**Given exercise**
Return every record below exactly as written, but leave out the pictures.

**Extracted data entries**
+++
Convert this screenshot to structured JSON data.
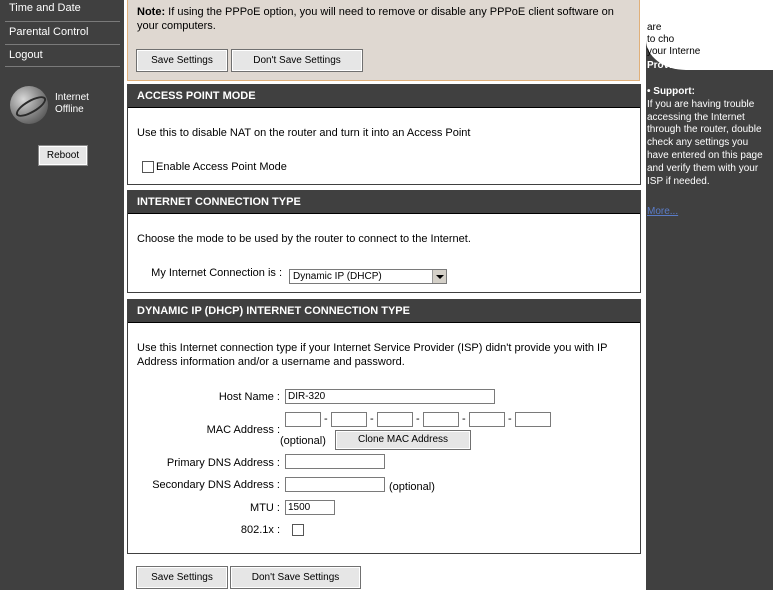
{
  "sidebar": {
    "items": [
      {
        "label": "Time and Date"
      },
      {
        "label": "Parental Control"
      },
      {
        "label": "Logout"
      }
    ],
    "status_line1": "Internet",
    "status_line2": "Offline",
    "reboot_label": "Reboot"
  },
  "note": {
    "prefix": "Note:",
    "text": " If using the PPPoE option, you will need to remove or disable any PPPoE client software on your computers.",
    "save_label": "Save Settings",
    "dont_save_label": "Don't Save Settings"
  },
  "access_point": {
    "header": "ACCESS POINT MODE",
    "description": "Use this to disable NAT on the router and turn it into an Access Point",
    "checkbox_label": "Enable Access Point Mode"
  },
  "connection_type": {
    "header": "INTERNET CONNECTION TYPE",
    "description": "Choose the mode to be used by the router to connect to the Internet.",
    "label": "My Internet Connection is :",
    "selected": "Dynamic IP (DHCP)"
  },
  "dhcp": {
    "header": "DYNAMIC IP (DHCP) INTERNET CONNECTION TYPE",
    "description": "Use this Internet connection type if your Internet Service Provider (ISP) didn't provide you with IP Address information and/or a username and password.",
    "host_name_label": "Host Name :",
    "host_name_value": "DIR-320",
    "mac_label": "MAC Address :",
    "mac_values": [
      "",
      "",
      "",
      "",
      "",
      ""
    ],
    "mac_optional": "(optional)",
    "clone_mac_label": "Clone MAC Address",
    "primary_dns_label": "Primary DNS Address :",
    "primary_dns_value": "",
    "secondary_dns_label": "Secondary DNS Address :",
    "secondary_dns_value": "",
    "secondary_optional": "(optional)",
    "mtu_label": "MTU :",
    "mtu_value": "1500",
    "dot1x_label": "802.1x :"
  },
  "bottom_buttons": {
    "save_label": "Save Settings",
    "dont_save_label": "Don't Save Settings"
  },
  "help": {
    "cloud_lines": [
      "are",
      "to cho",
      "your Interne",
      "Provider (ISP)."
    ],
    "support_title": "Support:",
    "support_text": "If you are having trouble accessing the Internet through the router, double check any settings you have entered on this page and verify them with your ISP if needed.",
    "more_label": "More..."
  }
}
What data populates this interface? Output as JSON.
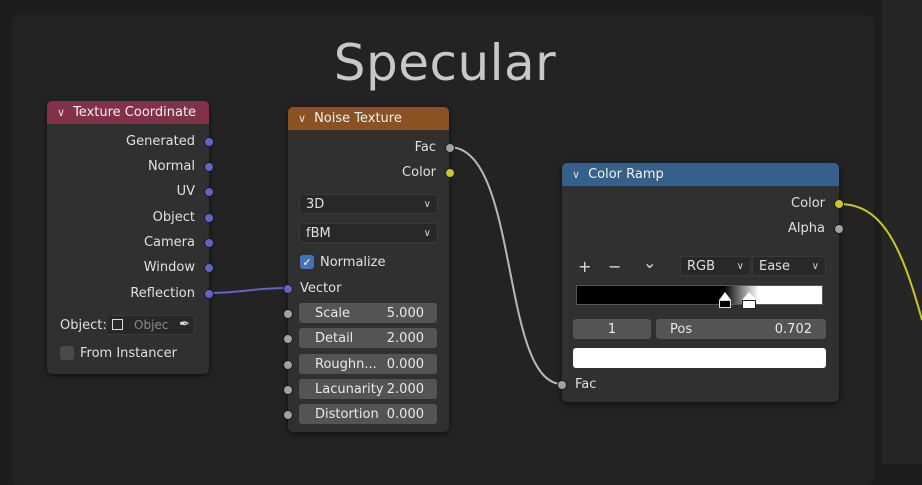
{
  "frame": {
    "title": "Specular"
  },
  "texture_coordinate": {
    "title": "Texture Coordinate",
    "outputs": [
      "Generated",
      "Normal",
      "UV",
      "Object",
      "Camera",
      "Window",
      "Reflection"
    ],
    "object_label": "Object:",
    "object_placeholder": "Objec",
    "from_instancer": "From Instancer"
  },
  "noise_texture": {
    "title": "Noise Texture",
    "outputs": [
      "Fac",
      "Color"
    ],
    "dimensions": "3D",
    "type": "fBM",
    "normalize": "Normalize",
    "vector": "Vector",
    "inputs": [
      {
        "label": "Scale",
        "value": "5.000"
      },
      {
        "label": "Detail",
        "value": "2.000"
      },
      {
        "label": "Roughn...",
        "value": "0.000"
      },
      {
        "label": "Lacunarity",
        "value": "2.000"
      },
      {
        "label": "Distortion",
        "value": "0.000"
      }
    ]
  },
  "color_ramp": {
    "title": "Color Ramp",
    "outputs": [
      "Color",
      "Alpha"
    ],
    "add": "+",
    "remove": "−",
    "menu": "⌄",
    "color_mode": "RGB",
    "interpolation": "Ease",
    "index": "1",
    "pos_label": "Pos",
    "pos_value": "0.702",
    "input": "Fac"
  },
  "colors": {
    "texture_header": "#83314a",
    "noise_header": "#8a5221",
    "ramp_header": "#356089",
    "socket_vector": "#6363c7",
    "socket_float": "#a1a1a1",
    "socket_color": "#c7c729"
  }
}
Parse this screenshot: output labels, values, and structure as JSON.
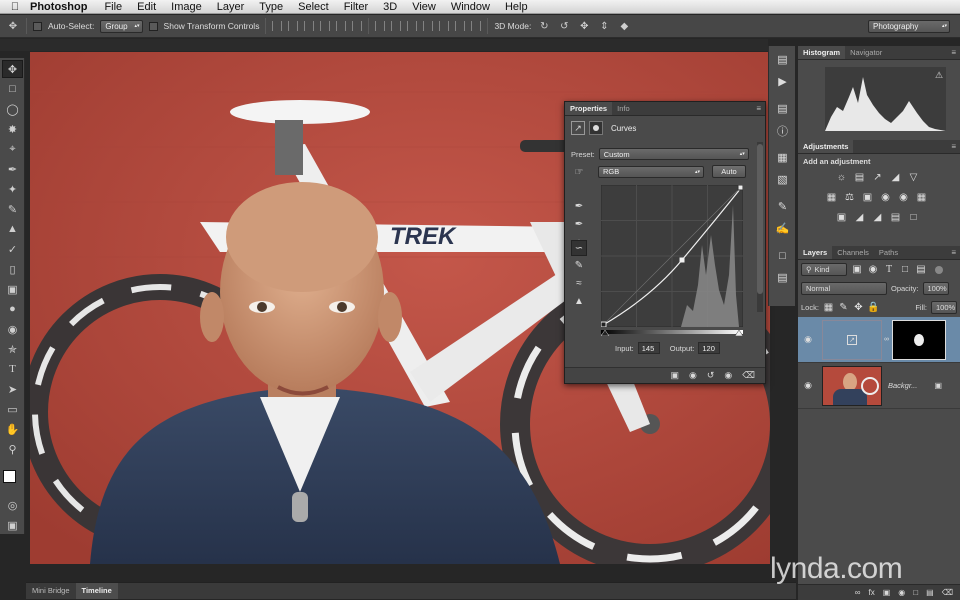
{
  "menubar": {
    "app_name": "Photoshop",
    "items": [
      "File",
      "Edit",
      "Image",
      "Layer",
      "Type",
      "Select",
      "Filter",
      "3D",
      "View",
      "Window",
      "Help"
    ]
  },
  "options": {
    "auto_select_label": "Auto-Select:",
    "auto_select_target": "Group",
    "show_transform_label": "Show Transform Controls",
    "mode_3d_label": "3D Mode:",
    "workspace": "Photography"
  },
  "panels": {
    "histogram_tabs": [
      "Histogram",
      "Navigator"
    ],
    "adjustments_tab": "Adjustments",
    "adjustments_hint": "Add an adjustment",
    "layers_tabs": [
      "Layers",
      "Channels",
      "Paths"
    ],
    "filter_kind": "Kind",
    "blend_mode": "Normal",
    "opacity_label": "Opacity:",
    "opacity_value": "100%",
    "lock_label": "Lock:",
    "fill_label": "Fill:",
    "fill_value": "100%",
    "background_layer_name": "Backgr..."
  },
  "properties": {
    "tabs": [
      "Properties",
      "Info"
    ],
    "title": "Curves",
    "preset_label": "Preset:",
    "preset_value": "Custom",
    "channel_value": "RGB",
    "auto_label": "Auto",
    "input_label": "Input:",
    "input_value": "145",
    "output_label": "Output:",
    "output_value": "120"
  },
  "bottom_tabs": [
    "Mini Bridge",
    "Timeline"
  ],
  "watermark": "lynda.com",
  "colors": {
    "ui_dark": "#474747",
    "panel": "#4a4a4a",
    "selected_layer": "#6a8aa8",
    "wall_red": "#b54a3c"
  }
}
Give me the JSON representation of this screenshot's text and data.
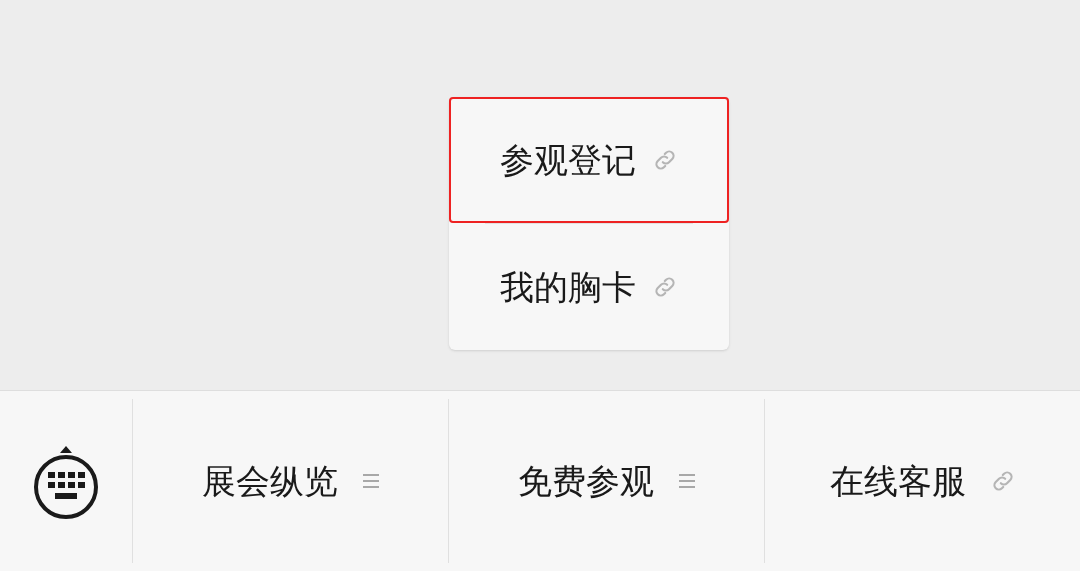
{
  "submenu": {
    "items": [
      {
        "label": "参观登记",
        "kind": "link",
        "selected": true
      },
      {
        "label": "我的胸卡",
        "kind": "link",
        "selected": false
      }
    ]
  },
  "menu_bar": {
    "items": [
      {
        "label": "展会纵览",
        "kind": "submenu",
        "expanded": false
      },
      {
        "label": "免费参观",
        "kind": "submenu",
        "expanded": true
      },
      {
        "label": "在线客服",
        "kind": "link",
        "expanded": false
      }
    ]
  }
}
+++
**Complete response**
Convert this screenshot to structured JSON data.
{
  "sidebar": {
    "items": [
      {
        "label": "Time and Date"
      },
      {
        "label": "Parental Control"
      },
      {
        "label": "Logout"
      }
    ],
    "status_line1": "Internet",
    "status_line2": "Offline",
    "reboot_label": "Reboot"
  },
  "note": {
    "prefix": "Note:",
    "text": " If using the PPPoE option, you will need to remove or disable any PPPoE client software on your computers.",
    "save_label": "Save Settings",
    "dont_save_label": "Don't Save Settings"
  },
  "access_point": {
    "header": "ACCESS POINT MODE",
    "description": "Use this to disable NAT on the router and turn it into an Access Point",
    "checkbox_label": "Enable Access Point Mode"
  },
  "connection_type": {
    "header": "INTERNET CONNECTION TYPE",
    "description": "Choose the mode to be used by the router to connect to the Internet.",
    "label": "My Internet Connection is :",
    "selected": "Dynamic IP (DHCP)"
  },
  "dhcp": {
    "header": "DYNAMIC IP (DHCP) INTERNET CONNECTION TYPE",
    "description": "Use this Internet connection type if your Internet Service Provider (ISP) didn't provide you with IP Address information and/or a username and password.",
    "host_name_label": "Host Name :",
    "host_name_value": "DIR-320",
    "mac_label": "MAC Address :",
    "mac_values": [
      "",
      "",
      "",
      "",
      "",
      ""
    ],
    "mac_optional": "(optional)",
    "clone_mac_label": "Clone MAC Address",
    "primary_dns_label": "Primary DNS Address :",
    "primary_dns_value": "",
    "secondary_dns_label": "Secondary DNS Address :",
    "secondary_dns_value": "",
    "secondary_optional": "(optional)",
    "mtu_label": "MTU :",
    "mtu_value": "1500",
    "dot1x_label": "802.1x :"
  },
  "bottom_buttons": {
    "save_label": "Save Settings",
    "dont_save_label": "Don't Save Settings"
  },
  "help": {
    "cloud_lines": [
      "are",
      "to cho",
      "your Interne",
      "Provider (ISP)."
    ],
    "support_title": "Support:",
    "support_text": "If you are having trouble accessing the Internet through the router, double check any settings you have entered on this page and verify them with your ISP if needed.",
    "more_label": "More..."
  }
}
What data populates this interface? Output as JSON.
{
  "frame": {
    "title": "Specular"
  },
  "texture_coordinate": {
    "title": "Texture Coordinate",
    "outputs": [
      "Generated",
      "Normal",
      "UV",
      "Object",
      "Camera",
      "Window",
      "Reflection"
    ],
    "object_label": "Object:",
    "object_placeholder": "Objec",
    "from_instancer": "From Instancer"
  },
  "noise_texture": {
    "title": "Noise Texture",
    "outputs": [
      "Fac",
      "Color"
    ],
    "dimensions": "3D",
    "type": "fBM",
    "normalize": "Normalize",
    "vector": "Vector",
    "inputs": [
      {
        "label": "Scale",
        "value": "5.000"
      },
      {
        "label": "Detail",
        "value": "2.000"
      },
      {
        "label": "Roughn...",
        "value": "0.000"
      },
      {
        "label": "Lacunarity",
        "value": "2.000"
      },
      {
        "label": "Distortion",
        "value": "0.000"
      }
    ]
  },
  "color_ramp": {
    "title": "Color Ramp",
    "outputs": [
      "Color",
      "Alpha"
    ],
    "add": "+",
    "remove": "−",
    "menu": "⌄",
    "color_mode": "RGB",
    "interpolation": "Ease",
    "index": "1",
    "pos_label": "Pos",
    "pos_value": "0.702",
    "input": "Fac"
  },
  "colors": {
    "texture_header": "#83314a",
    "noise_header": "#8a5221",
    "ramp_header": "#356089",
    "socket_vector": "#6363c7",
    "socket_float": "#a1a1a1",
    "socket_color": "#c7c729"
  }
}
Parse this screenshot: output labels, values, and structure as JSON.
{
  "menubar": {
    "app_name": "Photoshop",
    "items": [
      "File",
      "Edit",
      "Image",
      "Layer",
      "Type",
      "Select",
      "Filter",
      "3D",
      "View",
      "Window",
      "Help"
    ]
  },
  "options": {
    "auto_select_label": "Auto-Select:",
    "auto_select_target": "Group",
    "show_transform_label": "Show Transform Controls",
    "mode_3d_label": "3D Mode:",
    "workspace": "Photography"
  },
  "panels": {
    "histogram_tabs": [
      "Histogram",
      "Navigator"
    ],
    "adjustments_tab": "Adjustments",
    "adjustments_hint": "Add an adjustment",
    "layers_tabs": [
      "Layers",
      "Channels",
      "Paths"
    ],
    "filter_kind": "Kind",
    "blend_mode": "Normal",
    "opacity_label": "Opacity:",
    "opacity_value": "100%",
    "lock_label": "Lock:",
    "fill_label": "Fill:",
    "fill_value": "100%",
    "background_layer_name": "Backgr..."
  },
  "properties": {
    "tabs": [
      "Properties",
      "Info"
    ],
    "title": "Curves",
    "preset_label": "Preset:",
    "preset_value": "Custom",
    "channel_value": "RGB",
    "auto_label": "Auto",
    "input_label": "Input:",
    "input_value": "145",
    "output_label": "Output:",
    "output_value": "120"
  },
  "bottom_tabs": [
    "Mini Bridge",
    "Timeline"
  ],
  "watermark": "lynda.com",
  "colors": {
    "ui_dark": "#474747",
    "panel": "#4a4a4a",
    "selected_layer": "#6a8aa8",
    "wall_red": "#b54a3c"
  }
}
Give me the JSON representation of this screenshot's text and data.
{
  "submenu": {
    "items": [
      {
        "label": "参观登记",
        "kind": "link",
        "selected": true
      },
      {
        "label": "我的胸卡",
        "kind": "link",
        "selected": false
      }
    ]
  },
  "menu_bar": {
    "items": [
      {
        "label": "展会纵览",
        "kind": "submenu",
        "expanded": false
      },
      {
        "label": "免费参观",
        "kind": "submenu",
        "expanded": true
      },
      {
        "label": "在线客服",
        "kind": "link",
        "expanded": false
      }
    ]
  }
}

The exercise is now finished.